▶ [Directive]
Skip the pictures. Copy all the rest of the records down exactly.

▶ [Records]

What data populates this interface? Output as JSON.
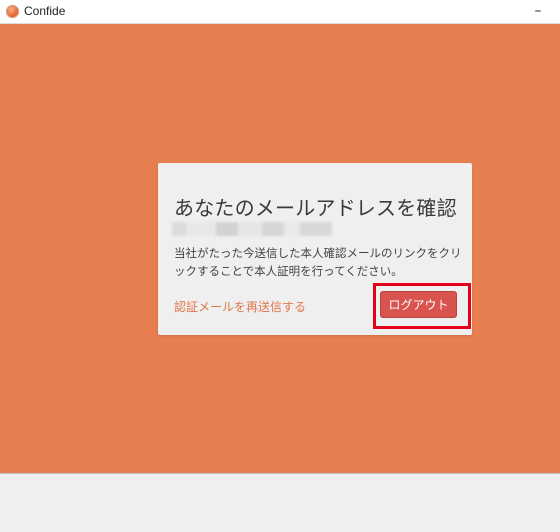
{
  "window": {
    "title": "Confide",
    "minimize_glyph": "–"
  },
  "verify_dialog": {
    "title": "あなたのメールアドレスを確認",
    "body": "当社がたった今送信した本人確認メールのリンクをクリックすることで本人証明を行ってください。",
    "resend_link": "認証メールを再送信する",
    "logout_button": "ログアウト"
  },
  "colors": {
    "background": "#e67e50",
    "card": "#efefef",
    "logout_button": "#d9534f",
    "link": "#e2764a",
    "highlight_box": "#e3001b"
  }
}
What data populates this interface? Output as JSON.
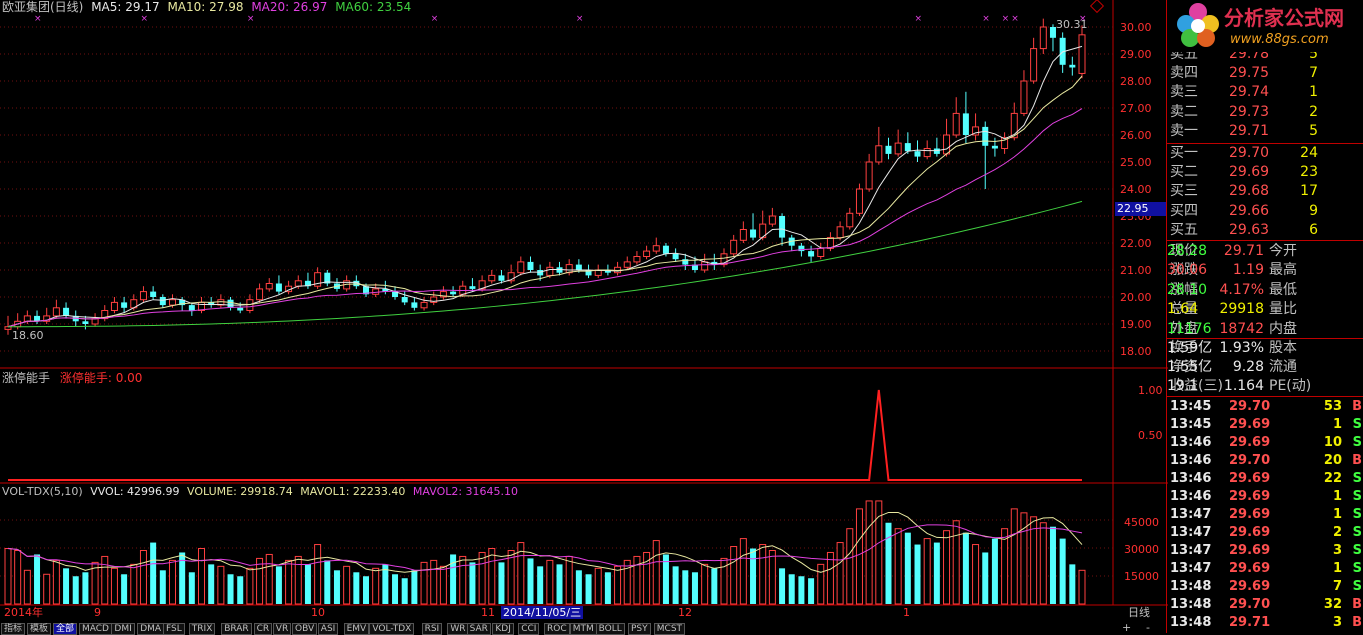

▶ [Exercise solution]
What data populates this interface? Output as JSON.
{
  "window": {
    "title": "Confide",
    "minimize_glyph": "–"
  },
  "verify_dialog": {
    "title": "あなたのメールアドレスを確認",
    "body": "当社がたった今送信した本人確認メールのリンクをクリックすることで本人証明を行ってください。",
    "resend_link": "認証メールを再送信する",
    "logout_button": "ログアウト"
  },
  "colors": {
    "background": "#e67e50",
    "card": "#efefef",
    "logout_button": "#d9534f",
    "link": "#e2764a",
    "highlight_box": "#e3001b"
  }
}
What data populates this interface? Output as JSON.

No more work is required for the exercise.